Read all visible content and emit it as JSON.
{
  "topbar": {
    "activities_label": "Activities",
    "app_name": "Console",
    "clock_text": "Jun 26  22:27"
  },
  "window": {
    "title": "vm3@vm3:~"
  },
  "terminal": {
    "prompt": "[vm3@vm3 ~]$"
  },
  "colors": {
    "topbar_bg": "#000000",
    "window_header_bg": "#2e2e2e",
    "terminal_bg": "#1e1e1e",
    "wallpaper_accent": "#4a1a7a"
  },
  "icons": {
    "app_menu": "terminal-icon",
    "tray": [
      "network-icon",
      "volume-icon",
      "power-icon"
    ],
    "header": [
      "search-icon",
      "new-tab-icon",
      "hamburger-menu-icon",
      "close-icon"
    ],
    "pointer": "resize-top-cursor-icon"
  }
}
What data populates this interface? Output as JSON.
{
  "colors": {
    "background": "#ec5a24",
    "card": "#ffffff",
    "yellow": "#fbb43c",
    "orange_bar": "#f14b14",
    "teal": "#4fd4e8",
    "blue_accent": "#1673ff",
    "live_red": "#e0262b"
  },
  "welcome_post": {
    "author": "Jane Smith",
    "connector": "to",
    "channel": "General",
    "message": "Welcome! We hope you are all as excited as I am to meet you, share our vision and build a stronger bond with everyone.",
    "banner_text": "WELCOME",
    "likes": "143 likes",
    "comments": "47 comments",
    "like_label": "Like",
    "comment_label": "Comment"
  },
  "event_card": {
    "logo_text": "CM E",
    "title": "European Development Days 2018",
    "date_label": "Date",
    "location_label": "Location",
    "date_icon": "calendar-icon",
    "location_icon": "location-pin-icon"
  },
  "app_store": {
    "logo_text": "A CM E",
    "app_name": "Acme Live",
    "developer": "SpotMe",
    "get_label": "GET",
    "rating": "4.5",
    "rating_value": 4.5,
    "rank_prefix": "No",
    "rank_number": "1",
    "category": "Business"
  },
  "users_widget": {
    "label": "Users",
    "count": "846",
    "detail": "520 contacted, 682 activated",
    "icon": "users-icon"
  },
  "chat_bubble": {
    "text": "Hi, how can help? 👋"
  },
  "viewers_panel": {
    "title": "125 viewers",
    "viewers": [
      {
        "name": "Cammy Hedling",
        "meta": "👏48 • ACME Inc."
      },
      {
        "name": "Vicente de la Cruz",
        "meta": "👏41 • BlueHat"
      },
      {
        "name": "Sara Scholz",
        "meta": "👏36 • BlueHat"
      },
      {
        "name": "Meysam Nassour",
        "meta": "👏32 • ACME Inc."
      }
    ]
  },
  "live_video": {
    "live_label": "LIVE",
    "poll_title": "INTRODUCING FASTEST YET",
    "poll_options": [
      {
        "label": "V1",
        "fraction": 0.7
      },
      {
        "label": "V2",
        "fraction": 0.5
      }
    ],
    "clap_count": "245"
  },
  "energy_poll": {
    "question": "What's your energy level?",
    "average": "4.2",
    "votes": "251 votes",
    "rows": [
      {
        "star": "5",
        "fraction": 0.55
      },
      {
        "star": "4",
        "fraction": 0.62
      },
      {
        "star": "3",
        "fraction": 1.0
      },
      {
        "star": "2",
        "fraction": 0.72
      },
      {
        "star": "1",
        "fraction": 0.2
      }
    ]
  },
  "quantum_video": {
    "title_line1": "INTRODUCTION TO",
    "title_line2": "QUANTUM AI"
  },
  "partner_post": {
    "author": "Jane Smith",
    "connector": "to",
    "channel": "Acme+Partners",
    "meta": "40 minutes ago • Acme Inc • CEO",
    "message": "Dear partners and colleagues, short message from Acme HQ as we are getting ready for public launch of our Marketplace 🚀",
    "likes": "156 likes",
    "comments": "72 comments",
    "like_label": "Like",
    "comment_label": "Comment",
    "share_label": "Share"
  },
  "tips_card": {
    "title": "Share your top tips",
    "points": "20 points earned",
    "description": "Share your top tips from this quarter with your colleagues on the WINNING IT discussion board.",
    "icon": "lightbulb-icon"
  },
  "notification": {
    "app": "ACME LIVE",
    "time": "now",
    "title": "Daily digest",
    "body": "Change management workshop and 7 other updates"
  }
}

◇ ◇ ◇

- **Problem to solve**
Your task is to reproduce all of the records exactly.

- **Reply**
Read all visible content and emit it as JSON.
{
  "topbar": {
    "activities_label": "Activities",
    "app_name": "Console",
    "clock_text": "Jun 26  22:27"
  },
  "window": {
    "title": "vm3@vm3:~"
  },
  "terminal": {
    "prompt": "[vm3@vm3 ~]$"
  },
  "colors": {
    "topbar_bg": "#000000",
    "window_header_bg": "#2e2e2e",
    "terminal_bg": "#1e1e1e",
    "wallpaper_accent": "#4a1a7a"
  },
  "icons": {
    "app_menu": "terminal-icon",
    "tray": [
      "network-icon",
      "volume-icon",
      "power-icon"
    ],
    "header": [
      "search-icon",
      "new-tab-icon",
      "hamburger-menu-icon",
      "close-icon"
    ],
    "pointer": "resize-top-cursor-icon"
  }
}
What data populates this interface? Output as JSON.
{
  "colors": {
    "background": "#ec5a24",
    "card": "#ffffff",
    "yellow": "#fbb43c",
    "orange_bar": "#f14b14",
    "teal": "#4fd4e8",
    "blue_accent": "#1673ff",
    "live_red": "#e0262b"
  },
  "welcome_post": {
    "author": "Jane Smith",
    "connector": "to",
    "channel": "General",
    "message": "Welcome! We hope you are all as excited as I am to meet you, share our vision and build a stronger bond with everyone.",
    "banner_text": "WELCOME",
    "likes": "143 likes",
    "comments": "47 comments",
    "like_label": "Like",
    "comment_label": "Comment"
  },
  "event_card": {
    "logo_text": "CM E",
    "title": "European Development Days 2018",
    "date_label": "Date",
    "location_label": "Location",
    "date_icon": "calendar-icon",
    "location_icon": "location-pin-icon"
  },
  "app_store": {
    "logo_text": "A CM E",
    "app_name": "Acme Live",
    "developer": "SpotMe",
    "get_label": "GET",
    "rating": "4.5",
    "rating_value": 4.5,
    "rank_prefix": "No",
    "rank_number": "1",
    "category": "Business"
  },
  "users_widget": {
    "label": "Users",
    "count": "846",
    "detail": "520 contacted, 682 activated",
    "icon": "users-icon"
  },
  "chat_bubble": {
    "text": "Hi, how can help? 👋"
  },
  "viewers_panel": {
    "title": "125 viewers",
    "viewers": [
      {
        "name": "Cammy Hedling",
        "meta": "👏48 • ACME Inc."
      },
      {
        "name": "Vicente de la Cruz",
        "meta": "👏41 • BlueHat"
      },
      {
        "name": "Sara Scholz",
        "meta": "👏36 • BlueHat"
      },
      {
        "name": "Meysam Nassour",
        "meta": "👏32 • ACME Inc."
      }
    ]
  },
  "live_video": {
    "live_label": "LIVE",
    "poll_title": "INTRODUCING FASTEST YET",
    "poll_options": [
      {
        "label": "V1",
        "fraction": 0.7
      },
      {
        "label": "V2",
        "fraction": 0.5
      }
    ],
    "clap_count": "245"
  },
  "energy_poll": {
    "question": "What's your energy level?",
    "average": "4.2",
    "votes": "251 votes",
    "rows": [
      {
        "star": "5",
        "fraction": 0.55
      },
      {
        "star": "4",
        "fraction": 0.62
      },
      {
        "star": "3",
        "fraction": 1.0
      },
      {
        "star": "2",
        "fraction": 0.72
      },
      {
        "star": "1",
        "fraction": 0.2
      }
    ]
  },
  "quantum_video": {
    "title_line1": "INTRODUCTION TO",
    "title_line2": "QUANTUM AI"
  },
  "partner_post": {
    "author": "Jane Smith",
    "connector": "to",
    "channel": "Acme+Partners",
    "meta": "40 minutes ago • Acme Inc • CEO",
    "message": "Dear partners and colleagues, short message from Acme HQ as we are getting ready for public launch of our Marketplace 🚀",
    "likes": "156 likes",
    "comments": "72 comments",
    "like_label": "Like",
    "comment_label": "Comment",
    "share_label": "Share"
  },
  "tips_card": {
    "title": "Share your top tips",
    "points": "20 points earned",
    "description": "Share your top tips from this quarter with your colleagues on the WINNING IT discussion board.",
    "icon": "lightbulb-icon"
  },
  "notification": {
    "app": "ACME LIVE",
    "time": "now",
    "title": "Daily digest",
    "body": "Change management workshop and 7 other updates"
  }
}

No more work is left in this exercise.